Problem statement: Extract all lines in the data that contain the word "재무제표".

(begin)

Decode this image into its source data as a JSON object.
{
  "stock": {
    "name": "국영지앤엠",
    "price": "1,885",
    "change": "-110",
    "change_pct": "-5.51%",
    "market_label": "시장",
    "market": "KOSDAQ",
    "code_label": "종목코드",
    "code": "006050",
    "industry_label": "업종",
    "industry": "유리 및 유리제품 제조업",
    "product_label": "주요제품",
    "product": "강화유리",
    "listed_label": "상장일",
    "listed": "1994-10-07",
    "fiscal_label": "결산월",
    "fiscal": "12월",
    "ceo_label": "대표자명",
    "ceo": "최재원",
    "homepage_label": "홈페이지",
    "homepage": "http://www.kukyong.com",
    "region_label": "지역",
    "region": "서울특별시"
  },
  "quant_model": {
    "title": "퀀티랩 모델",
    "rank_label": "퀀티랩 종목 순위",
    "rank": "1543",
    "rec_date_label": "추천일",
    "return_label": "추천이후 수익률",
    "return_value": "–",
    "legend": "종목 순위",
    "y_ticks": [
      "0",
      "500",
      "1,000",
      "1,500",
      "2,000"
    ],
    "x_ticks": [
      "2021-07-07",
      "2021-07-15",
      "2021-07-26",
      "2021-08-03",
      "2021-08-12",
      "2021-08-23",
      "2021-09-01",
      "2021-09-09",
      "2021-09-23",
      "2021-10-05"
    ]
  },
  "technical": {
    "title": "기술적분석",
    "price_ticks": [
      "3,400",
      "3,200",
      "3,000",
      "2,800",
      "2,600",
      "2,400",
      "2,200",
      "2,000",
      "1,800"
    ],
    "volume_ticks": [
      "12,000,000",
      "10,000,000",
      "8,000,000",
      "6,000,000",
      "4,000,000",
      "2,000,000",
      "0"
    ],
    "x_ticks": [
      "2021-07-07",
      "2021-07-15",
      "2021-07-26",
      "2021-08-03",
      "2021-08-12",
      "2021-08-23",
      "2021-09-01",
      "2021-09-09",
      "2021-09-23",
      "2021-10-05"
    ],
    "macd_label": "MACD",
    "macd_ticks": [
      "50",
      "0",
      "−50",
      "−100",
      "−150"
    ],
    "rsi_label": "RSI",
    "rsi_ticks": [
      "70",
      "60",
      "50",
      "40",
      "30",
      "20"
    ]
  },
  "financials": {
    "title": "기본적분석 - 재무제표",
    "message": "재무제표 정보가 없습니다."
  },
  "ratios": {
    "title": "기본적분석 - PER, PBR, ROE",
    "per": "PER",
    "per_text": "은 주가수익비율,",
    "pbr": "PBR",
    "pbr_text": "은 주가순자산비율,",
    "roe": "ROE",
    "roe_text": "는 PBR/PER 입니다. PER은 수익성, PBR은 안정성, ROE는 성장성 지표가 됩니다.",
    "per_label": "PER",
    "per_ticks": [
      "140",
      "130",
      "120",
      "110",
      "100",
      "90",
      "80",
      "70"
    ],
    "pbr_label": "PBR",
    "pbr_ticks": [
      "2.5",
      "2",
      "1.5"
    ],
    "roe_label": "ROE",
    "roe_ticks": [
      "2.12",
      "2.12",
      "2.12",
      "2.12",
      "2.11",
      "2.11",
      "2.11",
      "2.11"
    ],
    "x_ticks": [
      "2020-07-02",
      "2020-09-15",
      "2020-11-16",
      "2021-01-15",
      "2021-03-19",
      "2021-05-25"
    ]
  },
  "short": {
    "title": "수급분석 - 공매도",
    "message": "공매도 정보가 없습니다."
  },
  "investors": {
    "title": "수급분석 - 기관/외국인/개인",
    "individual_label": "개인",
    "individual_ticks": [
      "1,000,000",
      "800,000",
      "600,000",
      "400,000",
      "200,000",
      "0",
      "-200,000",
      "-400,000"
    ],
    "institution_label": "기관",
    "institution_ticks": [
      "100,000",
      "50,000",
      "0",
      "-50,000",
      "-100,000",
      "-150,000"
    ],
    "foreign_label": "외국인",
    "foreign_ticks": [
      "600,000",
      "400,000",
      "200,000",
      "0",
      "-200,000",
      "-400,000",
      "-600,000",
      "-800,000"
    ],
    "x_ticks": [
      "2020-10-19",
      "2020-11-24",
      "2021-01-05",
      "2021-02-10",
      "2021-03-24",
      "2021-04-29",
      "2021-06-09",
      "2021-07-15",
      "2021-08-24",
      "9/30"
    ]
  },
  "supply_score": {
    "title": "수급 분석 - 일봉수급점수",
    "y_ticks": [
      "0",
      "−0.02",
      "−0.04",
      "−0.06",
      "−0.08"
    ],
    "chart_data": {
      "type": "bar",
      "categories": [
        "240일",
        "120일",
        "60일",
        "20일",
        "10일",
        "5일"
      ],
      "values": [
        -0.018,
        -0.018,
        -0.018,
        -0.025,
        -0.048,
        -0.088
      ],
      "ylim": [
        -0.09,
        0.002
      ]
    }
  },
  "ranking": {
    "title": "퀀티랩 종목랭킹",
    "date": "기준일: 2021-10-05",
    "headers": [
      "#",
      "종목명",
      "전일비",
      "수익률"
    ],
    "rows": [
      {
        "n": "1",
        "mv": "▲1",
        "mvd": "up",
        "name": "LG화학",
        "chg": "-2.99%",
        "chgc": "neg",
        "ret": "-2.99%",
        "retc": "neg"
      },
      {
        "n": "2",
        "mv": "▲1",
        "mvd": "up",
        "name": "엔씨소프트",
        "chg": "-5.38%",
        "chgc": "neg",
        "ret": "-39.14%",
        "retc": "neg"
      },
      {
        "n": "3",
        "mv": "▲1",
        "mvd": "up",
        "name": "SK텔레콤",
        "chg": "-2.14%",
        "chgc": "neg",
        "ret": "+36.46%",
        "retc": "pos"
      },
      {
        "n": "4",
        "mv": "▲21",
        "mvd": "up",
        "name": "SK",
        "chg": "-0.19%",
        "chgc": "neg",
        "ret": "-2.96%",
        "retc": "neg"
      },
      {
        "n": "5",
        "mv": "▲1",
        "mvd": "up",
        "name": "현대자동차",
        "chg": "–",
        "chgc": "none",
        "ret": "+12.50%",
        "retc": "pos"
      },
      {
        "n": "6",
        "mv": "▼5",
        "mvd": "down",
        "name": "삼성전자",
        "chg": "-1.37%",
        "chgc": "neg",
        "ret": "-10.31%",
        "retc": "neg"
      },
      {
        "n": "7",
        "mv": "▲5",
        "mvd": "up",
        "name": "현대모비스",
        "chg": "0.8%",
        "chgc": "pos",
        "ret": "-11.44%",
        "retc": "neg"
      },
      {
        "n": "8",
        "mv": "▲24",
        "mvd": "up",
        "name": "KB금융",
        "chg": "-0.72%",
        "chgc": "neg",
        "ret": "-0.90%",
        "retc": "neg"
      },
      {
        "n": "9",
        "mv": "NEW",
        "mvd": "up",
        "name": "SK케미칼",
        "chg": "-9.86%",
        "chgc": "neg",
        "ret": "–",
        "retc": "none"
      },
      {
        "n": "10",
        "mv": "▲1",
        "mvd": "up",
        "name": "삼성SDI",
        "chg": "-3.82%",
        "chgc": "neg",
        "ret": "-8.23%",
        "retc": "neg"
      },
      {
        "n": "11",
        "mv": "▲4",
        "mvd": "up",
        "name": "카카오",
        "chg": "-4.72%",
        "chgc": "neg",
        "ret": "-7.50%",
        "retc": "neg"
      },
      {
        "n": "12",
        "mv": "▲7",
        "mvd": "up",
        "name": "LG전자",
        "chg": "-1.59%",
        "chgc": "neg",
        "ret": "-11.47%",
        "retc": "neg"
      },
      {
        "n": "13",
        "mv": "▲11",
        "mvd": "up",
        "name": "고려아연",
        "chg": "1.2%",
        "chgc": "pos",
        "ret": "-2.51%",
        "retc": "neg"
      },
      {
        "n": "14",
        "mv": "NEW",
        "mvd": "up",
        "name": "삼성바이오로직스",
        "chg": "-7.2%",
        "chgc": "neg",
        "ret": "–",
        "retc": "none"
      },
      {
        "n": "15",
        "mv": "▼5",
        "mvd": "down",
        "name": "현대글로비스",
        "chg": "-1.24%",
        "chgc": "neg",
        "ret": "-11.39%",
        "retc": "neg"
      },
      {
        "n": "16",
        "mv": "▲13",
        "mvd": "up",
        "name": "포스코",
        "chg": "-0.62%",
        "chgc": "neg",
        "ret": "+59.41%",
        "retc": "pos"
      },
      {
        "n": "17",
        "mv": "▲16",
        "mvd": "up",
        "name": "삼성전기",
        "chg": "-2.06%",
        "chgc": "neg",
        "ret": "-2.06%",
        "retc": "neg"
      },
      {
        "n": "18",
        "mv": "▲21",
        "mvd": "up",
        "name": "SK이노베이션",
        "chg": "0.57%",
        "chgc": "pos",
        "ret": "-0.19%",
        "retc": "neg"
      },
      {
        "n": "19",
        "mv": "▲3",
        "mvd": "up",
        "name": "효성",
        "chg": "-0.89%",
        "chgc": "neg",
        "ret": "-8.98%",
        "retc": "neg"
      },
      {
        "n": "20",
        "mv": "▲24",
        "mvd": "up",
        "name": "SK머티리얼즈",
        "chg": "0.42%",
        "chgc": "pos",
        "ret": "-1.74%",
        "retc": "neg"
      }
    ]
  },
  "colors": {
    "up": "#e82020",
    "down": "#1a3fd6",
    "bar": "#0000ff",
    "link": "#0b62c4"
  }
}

(end)

Complete answer:
    "title": "기본적분석 - 재무제표",
    "message": "재무제표 정보가 없습니다."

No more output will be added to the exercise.